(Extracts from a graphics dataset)
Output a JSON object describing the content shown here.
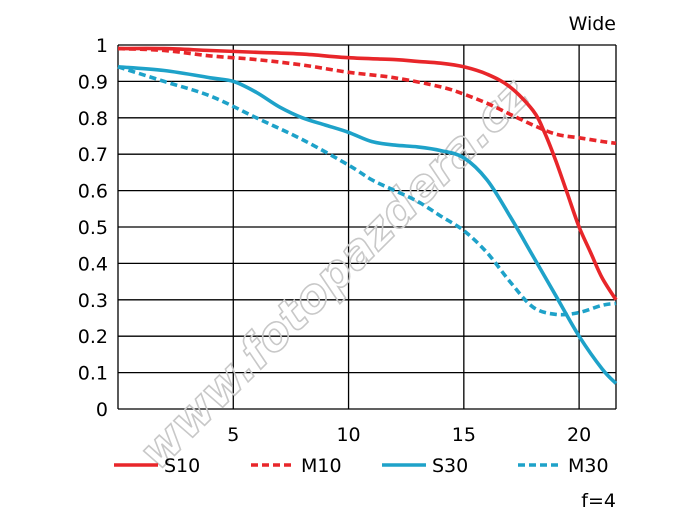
{
  "title": "Wide",
  "aperture_label": "f=4",
  "watermark": "www.fotopazdera.cz",
  "chart_data": {
    "type": "line",
    "title": "Wide",
    "xlabel": "",
    "ylabel": "",
    "xlim": [
      0,
      21.6
    ],
    "ylim": [
      0,
      1
    ],
    "x_ticks": [
      5,
      10,
      15,
      20
    ],
    "y_ticks": [
      0,
      0.1,
      0.2,
      0.3,
      0.4,
      0.5,
      0.6,
      0.7,
      0.8,
      0.9,
      1
    ],
    "y_tick_labels": [
      "0",
      "0.1",
      "0.2",
      "0.3",
      "0.4",
      "0.5",
      "0.6",
      "0.7",
      "0.8",
      "0.9",
      "1"
    ],
    "grid": true,
    "legend_position": "bottom",
    "series": [
      {
        "name": "S10",
        "color": "#e8262a",
        "style": "solid",
        "points": [
          [
            0,
            0.99
          ],
          [
            2,
            0.99
          ],
          [
            4,
            0.985
          ],
          [
            6,
            0.98
          ],
          [
            8,
            0.975
          ],
          [
            10,
            0.965
          ],
          [
            12,
            0.96
          ],
          [
            13,
            0.955
          ],
          [
            14,
            0.95
          ],
          [
            15,
            0.94
          ],
          [
            16,
            0.92
          ],
          [
            17,
            0.885
          ],
          [
            18,
            0.82
          ],
          [
            18.5,
            0.76
          ],
          [
            19,
            0.68
          ],
          [
            19.5,
            0.59
          ],
          [
            20,
            0.5
          ],
          [
            20.5,
            0.43
          ],
          [
            21,
            0.36
          ],
          [
            21.6,
            0.3
          ]
        ]
      },
      {
        "name": "M10",
        "color": "#e8262a",
        "style": "dashed",
        "points": [
          [
            0,
            0.99
          ],
          [
            2,
            0.985
          ],
          [
            4,
            0.97
          ],
          [
            6,
            0.96
          ],
          [
            8,
            0.945
          ],
          [
            10,
            0.925
          ],
          [
            12,
            0.91
          ],
          [
            14,
            0.885
          ],
          [
            15,
            0.865
          ],
          [
            16,
            0.84
          ],
          [
            17,
            0.81
          ],
          [
            18,
            0.78
          ],
          [
            19,
            0.755
          ],
          [
            20,
            0.745
          ],
          [
            21,
            0.735
          ],
          [
            21.6,
            0.73
          ]
        ]
      },
      {
        "name": "S30",
        "color": "#1ea2c9",
        "style": "solid",
        "points": [
          [
            0,
            0.94
          ],
          [
            2,
            0.93
          ],
          [
            4,
            0.91
          ],
          [
            5,
            0.9
          ],
          [
            6,
            0.87
          ],
          [
            7,
            0.83
          ],
          [
            8,
            0.8
          ],
          [
            9,
            0.78
          ],
          [
            10,
            0.76
          ],
          [
            11,
            0.735
          ],
          [
            12,
            0.725
          ],
          [
            13,
            0.72
          ],
          [
            14,
            0.71
          ],
          [
            15,
            0.69
          ],
          [
            16,
            0.63
          ],
          [
            17,
            0.53
          ],
          [
            18,
            0.42
          ],
          [
            19,
            0.31
          ],
          [
            20,
            0.2
          ],
          [
            21,
            0.11
          ],
          [
            21.6,
            0.07
          ]
        ]
      },
      {
        "name": "M30",
        "color": "#1ea2c9",
        "style": "dashed",
        "points": [
          [
            0,
            0.94
          ],
          [
            2,
            0.9
          ],
          [
            4,
            0.86
          ],
          [
            6,
            0.8
          ],
          [
            8,
            0.74
          ],
          [
            10,
            0.67
          ],
          [
            11,
            0.63
          ],
          [
            12,
            0.6
          ],
          [
            13,
            0.57
          ],
          [
            14,
            0.53
          ],
          [
            15,
            0.49
          ],
          [
            16,
            0.43
          ],
          [
            17,
            0.35
          ],
          [
            18,
            0.28
          ],
          [
            19,
            0.26
          ],
          [
            20,
            0.265
          ],
          [
            21,
            0.285
          ],
          [
            21.6,
            0.29
          ]
        ]
      }
    ]
  }
}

▶ WRITTEN TASK: Set the data above down again exactly as given, with no pictures.

▶ CORRECT OUTPUT:
Output a JSON object describing the content shown here.
{
  "title": "Wide",
  "aperture_label": "f=4",
  "watermark": "www.fotopazdera.cz",
  "chart_data": {
    "type": "line",
    "title": "Wide",
    "xlabel": "",
    "ylabel": "",
    "xlim": [
      0,
      21.6
    ],
    "ylim": [
      0,
      1
    ],
    "x_ticks": [
      5,
      10,
      15,
      20
    ],
    "y_ticks": [
      0,
      0.1,
      0.2,
      0.3,
      0.4,
      0.5,
      0.6,
      0.7,
      0.8,
      0.9,
      1
    ],
    "y_tick_labels": [
      "0",
      "0.1",
      "0.2",
      "0.3",
      "0.4",
      "0.5",
      "0.6",
      "0.7",
      "0.8",
      "0.9",
      "1"
    ],
    "grid": true,
    "legend_position": "bottom",
    "series": [
      {
        "name": "S10",
        "color": "#e8262a",
        "style": "solid",
        "points": [
          [
            0,
            0.99
          ],
          [
            2,
            0.99
          ],
          [
            4,
            0.985
          ],
          [
            6,
            0.98
          ],
          [
            8,
            0.975
          ],
          [
            10,
            0.965
          ],
          [
            12,
            0.96
          ],
          [
            13,
            0.955
          ],
          [
            14,
            0.95
          ],
          [
            15,
            0.94
          ],
          [
            16,
            0.92
          ],
          [
            17,
            0.885
          ],
          [
            18,
            0.82
          ],
          [
            18.5,
            0.76
          ],
          [
            19,
            0.68
          ],
          [
            19.5,
            0.59
          ],
          [
            20,
            0.5
          ],
          [
            20.5,
            0.43
          ],
          [
            21,
            0.36
          ],
          [
            21.6,
            0.3
          ]
        ]
      },
      {
        "name": "M10",
        "color": "#e8262a",
        "style": "dashed",
        "points": [
          [
            0,
            0.99
          ],
          [
            2,
            0.985
          ],
          [
            4,
            0.97
          ],
          [
            6,
            0.96
          ],
          [
            8,
            0.945
          ],
          [
            10,
            0.925
          ],
          [
            12,
            0.91
          ],
          [
            14,
            0.885
          ],
          [
            15,
            0.865
          ],
          [
            16,
            0.84
          ],
          [
            17,
            0.81
          ],
          [
            18,
            0.78
          ],
          [
            19,
            0.755
          ],
          [
            20,
            0.745
          ],
          [
            21,
            0.735
          ],
          [
            21.6,
            0.73
          ]
        ]
      },
      {
        "name": "S30",
        "color": "#1ea2c9",
        "style": "solid",
        "points": [
          [
            0,
            0.94
          ],
          [
            2,
            0.93
          ],
          [
            4,
            0.91
          ],
          [
            5,
            0.9
          ],
          [
            6,
            0.87
          ],
          [
            7,
            0.83
          ],
          [
            8,
            0.8
          ],
          [
            9,
            0.78
          ],
          [
            10,
            0.76
          ],
          [
            11,
            0.735
          ],
          [
            12,
            0.725
          ],
          [
            13,
            0.72
          ],
          [
            14,
            0.71
          ],
          [
            15,
            0.69
          ],
          [
            16,
            0.63
          ],
          [
            17,
            0.53
          ],
          [
            18,
            0.42
          ],
          [
            19,
            0.31
          ],
          [
            20,
            0.2
          ],
          [
            21,
            0.11
          ],
          [
            21.6,
            0.07
          ]
        ]
      },
      {
        "name": "M30",
        "color": "#1ea2c9",
        "style": "dashed",
        "points": [
          [
            0,
            0.94
          ],
          [
            2,
            0.9
          ],
          [
            4,
            0.86
          ],
          [
            6,
            0.8
          ],
          [
            8,
            0.74
          ],
          [
            10,
            0.67
          ],
          [
            11,
            0.63
          ],
          [
            12,
            0.6
          ],
          [
            13,
            0.57
          ],
          [
            14,
            0.53
          ],
          [
            15,
            0.49
          ],
          [
            16,
            0.43
          ],
          [
            17,
            0.35
          ],
          [
            18,
            0.28
          ],
          [
            19,
            0.26
          ],
          [
            20,
            0.265
          ],
          [
            21,
            0.285
          ],
          [
            21.6,
            0.29
          ]
        ]
      }
    ]
  }
}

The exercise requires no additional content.